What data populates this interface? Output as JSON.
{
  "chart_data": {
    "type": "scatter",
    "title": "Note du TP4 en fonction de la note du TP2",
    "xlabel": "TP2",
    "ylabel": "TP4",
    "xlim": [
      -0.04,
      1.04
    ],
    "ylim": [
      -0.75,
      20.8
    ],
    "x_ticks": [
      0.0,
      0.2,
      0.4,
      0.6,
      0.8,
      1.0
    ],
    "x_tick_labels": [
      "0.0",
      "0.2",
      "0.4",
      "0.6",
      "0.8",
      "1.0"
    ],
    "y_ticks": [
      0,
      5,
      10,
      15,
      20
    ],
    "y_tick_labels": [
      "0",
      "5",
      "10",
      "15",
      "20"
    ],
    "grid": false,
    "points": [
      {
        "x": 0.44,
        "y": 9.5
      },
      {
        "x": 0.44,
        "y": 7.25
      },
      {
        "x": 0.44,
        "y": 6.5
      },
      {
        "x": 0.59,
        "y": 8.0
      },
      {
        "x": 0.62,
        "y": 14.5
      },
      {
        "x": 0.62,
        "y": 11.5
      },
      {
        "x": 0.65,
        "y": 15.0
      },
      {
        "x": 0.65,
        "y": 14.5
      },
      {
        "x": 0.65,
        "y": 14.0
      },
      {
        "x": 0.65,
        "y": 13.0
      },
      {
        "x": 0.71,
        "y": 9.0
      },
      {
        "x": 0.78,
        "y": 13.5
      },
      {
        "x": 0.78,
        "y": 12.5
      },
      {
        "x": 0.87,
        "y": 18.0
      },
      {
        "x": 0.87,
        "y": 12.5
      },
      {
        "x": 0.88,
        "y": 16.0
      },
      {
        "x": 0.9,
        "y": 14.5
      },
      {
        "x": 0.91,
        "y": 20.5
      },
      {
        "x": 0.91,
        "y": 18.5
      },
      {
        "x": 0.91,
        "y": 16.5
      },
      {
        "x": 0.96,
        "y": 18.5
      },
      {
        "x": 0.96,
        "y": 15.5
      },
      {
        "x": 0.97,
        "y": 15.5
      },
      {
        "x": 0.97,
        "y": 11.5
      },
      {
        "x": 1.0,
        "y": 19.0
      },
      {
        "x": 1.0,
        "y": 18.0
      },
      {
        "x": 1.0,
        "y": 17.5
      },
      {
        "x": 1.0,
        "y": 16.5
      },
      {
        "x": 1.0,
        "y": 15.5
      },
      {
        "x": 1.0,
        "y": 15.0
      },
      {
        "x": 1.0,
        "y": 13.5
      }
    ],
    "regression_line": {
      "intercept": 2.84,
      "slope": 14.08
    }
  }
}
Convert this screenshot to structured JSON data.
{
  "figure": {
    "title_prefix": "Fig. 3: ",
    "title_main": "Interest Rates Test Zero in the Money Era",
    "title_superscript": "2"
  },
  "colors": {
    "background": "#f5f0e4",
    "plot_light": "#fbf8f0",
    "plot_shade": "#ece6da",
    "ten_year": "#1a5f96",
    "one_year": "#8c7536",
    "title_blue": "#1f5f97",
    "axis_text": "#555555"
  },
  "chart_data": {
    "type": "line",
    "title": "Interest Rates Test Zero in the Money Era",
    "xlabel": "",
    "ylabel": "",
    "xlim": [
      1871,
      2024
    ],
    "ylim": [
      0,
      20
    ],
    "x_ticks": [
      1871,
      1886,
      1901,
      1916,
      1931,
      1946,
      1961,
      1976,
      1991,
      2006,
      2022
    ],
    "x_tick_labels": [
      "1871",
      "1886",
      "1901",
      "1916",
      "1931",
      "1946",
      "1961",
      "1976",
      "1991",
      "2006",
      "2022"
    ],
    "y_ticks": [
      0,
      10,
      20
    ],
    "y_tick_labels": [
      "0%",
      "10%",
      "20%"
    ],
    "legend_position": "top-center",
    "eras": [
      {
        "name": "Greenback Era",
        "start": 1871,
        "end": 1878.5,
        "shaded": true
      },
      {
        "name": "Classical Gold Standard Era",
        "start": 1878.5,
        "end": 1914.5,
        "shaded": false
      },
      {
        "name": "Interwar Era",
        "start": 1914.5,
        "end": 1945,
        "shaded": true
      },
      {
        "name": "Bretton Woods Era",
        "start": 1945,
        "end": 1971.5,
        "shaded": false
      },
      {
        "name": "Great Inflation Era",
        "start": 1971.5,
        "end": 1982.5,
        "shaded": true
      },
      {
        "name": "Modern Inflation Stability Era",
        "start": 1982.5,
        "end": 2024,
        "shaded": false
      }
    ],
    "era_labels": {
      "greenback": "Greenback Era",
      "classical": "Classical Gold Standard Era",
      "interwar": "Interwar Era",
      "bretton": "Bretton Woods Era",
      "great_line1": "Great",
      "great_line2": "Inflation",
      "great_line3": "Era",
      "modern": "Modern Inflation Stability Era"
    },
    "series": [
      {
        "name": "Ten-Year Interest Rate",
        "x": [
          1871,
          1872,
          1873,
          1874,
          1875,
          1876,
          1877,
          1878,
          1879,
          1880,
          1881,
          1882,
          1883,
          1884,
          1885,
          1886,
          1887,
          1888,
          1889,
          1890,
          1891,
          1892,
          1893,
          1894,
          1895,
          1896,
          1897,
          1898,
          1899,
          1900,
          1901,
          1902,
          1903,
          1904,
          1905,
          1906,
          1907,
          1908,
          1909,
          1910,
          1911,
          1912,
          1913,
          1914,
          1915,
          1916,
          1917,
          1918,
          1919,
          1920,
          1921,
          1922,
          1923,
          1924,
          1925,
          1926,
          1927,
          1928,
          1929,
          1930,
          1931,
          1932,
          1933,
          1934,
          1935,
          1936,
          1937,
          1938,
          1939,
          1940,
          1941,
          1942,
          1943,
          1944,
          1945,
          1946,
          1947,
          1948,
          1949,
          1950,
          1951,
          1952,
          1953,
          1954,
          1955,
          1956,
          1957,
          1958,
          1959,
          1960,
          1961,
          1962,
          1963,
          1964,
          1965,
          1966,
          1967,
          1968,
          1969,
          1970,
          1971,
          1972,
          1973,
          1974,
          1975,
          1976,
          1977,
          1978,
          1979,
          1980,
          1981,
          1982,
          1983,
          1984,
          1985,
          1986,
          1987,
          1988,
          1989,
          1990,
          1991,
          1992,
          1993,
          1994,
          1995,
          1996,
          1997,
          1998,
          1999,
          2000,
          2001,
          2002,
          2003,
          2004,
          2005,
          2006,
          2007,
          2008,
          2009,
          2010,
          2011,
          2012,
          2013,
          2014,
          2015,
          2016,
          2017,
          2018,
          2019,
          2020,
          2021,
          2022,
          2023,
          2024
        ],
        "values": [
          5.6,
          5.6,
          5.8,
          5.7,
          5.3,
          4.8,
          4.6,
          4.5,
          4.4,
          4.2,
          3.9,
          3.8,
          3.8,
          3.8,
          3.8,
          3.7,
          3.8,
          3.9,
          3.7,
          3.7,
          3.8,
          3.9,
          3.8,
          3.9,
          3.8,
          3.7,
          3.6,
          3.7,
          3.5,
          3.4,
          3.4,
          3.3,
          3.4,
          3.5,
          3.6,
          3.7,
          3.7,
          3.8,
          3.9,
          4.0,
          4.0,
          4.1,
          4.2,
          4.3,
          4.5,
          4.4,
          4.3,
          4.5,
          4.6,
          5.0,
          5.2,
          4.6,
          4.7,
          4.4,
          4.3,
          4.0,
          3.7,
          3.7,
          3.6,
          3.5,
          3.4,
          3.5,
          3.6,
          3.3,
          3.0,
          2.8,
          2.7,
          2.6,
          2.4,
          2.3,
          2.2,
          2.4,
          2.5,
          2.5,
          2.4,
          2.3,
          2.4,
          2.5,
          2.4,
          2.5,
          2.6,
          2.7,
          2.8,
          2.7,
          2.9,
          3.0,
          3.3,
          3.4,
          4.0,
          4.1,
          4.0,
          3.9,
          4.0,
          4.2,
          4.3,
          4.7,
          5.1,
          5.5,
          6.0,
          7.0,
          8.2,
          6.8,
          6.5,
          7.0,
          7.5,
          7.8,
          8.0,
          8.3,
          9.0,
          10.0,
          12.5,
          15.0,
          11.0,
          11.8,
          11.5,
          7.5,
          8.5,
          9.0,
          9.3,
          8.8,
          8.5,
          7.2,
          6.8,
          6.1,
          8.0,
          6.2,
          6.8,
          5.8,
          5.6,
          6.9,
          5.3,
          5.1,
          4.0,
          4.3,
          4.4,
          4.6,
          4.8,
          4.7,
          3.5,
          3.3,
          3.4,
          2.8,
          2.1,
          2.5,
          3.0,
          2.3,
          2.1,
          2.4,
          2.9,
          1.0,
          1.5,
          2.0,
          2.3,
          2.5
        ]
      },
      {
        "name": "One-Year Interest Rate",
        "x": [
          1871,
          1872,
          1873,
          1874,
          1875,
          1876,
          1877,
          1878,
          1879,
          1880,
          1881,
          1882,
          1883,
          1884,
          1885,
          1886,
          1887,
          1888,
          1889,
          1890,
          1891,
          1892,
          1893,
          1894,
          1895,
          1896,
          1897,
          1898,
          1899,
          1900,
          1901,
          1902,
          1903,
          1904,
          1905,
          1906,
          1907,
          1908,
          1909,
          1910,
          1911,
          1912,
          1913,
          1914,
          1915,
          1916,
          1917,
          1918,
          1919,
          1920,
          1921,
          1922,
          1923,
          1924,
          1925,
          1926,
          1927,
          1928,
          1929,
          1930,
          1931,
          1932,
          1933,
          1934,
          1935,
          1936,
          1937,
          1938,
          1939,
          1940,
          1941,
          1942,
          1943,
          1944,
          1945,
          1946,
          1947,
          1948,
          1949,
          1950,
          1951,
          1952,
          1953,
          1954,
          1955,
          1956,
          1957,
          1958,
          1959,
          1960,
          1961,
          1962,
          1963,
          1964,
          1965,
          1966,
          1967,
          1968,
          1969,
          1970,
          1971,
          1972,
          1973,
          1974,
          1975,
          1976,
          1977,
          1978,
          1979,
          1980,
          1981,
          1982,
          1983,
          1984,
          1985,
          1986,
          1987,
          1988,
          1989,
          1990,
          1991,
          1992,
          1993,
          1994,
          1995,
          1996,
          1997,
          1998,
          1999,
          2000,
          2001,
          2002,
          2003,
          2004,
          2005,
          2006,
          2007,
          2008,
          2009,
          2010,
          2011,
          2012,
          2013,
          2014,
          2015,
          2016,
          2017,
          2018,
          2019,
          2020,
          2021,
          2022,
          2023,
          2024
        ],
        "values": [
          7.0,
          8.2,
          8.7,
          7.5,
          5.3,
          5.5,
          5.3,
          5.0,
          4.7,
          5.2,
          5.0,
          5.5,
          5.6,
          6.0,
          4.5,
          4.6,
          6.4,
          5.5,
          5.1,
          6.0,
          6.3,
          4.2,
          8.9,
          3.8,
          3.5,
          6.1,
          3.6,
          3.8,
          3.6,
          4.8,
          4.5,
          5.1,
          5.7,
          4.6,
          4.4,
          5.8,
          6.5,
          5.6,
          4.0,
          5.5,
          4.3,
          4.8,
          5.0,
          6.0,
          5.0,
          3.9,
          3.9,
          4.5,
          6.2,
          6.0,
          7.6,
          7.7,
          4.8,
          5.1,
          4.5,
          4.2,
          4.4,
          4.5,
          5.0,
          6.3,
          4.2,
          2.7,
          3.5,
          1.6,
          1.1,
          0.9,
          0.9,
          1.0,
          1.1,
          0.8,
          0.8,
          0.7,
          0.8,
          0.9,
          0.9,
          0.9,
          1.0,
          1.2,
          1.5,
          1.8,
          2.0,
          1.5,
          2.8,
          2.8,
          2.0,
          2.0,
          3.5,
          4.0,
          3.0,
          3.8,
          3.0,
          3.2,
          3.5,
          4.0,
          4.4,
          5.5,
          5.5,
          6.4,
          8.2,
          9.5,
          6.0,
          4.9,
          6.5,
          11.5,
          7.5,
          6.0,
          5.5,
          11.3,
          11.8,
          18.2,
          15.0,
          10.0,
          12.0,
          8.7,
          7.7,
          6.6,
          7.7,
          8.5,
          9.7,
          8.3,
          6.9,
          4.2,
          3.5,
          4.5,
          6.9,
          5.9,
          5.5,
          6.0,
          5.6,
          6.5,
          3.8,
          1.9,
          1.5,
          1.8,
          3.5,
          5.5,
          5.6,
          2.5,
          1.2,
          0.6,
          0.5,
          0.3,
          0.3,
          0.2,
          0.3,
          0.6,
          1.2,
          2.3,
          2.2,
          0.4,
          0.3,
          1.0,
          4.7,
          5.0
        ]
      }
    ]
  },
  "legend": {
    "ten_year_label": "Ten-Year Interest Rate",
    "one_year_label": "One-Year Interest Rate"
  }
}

------------------------------------------------------------------------

§ **WHAT THE TASK REQUIRES**
Extract every line containing the string "Classical" from the material.

§ **PROBLEM SOLUTION**
        "name": "Classical Gold Standard Era",
      "classical": "Classical Gold Standard Era",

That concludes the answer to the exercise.